Find every line of the listing below where "транспортного" appears, and copy it.

Dataset items
☆ ☆ ☆ ☆ ☆ ☆ ☆
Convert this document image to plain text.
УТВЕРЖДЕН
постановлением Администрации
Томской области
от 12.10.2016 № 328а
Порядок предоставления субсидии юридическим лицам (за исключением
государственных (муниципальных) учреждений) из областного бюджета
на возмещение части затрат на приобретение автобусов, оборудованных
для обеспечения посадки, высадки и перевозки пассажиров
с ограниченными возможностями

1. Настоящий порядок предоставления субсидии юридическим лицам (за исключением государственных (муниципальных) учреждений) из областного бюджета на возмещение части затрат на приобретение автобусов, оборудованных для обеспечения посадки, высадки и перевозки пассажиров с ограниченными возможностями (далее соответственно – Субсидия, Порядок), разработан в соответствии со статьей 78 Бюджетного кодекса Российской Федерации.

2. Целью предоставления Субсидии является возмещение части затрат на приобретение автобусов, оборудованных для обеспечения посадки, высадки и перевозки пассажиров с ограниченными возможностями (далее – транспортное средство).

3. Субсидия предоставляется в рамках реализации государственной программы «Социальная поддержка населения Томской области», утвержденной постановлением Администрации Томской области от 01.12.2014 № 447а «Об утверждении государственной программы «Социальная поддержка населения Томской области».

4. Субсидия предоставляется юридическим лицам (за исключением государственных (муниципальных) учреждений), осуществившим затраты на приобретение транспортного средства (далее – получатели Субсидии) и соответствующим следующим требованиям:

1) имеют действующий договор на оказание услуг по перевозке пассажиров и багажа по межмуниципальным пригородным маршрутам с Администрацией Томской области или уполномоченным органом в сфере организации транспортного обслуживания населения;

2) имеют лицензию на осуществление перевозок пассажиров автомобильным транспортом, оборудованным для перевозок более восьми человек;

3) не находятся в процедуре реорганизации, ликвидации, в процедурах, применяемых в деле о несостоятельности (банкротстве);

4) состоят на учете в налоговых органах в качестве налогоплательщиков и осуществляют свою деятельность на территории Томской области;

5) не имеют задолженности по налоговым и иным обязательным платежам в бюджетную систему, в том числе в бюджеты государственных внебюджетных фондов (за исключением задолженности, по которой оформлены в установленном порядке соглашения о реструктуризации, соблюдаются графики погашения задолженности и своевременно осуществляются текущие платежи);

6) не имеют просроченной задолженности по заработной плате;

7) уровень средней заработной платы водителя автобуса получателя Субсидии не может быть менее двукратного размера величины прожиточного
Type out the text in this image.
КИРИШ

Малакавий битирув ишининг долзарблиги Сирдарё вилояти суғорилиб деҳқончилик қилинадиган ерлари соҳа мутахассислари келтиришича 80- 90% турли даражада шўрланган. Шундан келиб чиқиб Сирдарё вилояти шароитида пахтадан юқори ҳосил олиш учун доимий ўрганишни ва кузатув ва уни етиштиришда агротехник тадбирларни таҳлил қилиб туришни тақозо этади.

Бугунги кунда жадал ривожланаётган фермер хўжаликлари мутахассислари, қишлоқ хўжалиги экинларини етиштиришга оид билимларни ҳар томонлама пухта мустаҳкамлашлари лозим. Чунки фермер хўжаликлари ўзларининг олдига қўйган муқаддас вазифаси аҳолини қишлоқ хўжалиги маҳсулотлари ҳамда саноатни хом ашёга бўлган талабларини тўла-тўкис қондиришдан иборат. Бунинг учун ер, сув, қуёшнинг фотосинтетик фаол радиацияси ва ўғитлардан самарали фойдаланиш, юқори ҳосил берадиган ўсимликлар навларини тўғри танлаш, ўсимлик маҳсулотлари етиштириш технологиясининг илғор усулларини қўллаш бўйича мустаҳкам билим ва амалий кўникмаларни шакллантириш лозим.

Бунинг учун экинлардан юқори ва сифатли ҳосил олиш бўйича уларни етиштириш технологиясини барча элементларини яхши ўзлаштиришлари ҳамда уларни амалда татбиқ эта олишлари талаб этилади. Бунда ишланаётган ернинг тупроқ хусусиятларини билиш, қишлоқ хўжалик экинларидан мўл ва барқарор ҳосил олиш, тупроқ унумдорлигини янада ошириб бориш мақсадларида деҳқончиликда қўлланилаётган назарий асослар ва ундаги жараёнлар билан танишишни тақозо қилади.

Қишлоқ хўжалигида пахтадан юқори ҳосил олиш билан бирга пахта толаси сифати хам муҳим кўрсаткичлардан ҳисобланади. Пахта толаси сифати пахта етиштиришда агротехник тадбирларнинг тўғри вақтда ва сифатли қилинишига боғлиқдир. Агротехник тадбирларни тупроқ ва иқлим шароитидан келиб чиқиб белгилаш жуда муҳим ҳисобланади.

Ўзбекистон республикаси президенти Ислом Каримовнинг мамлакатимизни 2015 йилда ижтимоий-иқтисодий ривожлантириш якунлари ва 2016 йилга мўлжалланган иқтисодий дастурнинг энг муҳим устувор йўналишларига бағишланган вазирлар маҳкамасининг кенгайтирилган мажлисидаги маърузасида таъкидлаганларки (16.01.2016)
☆ ☆ ☆ ☆ ☆ ☆ ☆
• [FINAL ANSWER]
4. Субсидия предоставляется юридическим лицам (за исключением государственных (муниципальных) учреждений), осуществившим затраты на приобретение транспортного средства (далее – получатели Субсидии) и соответствующим следующим требованиям:
1) имеют действующий договор на оказание услуг по перевозке пассажиров и багажа по межмуниципальным пригородным маршрутам с Администрацией Томской области или уполномоченным органом в сфере организации транспортного обслуживания населения;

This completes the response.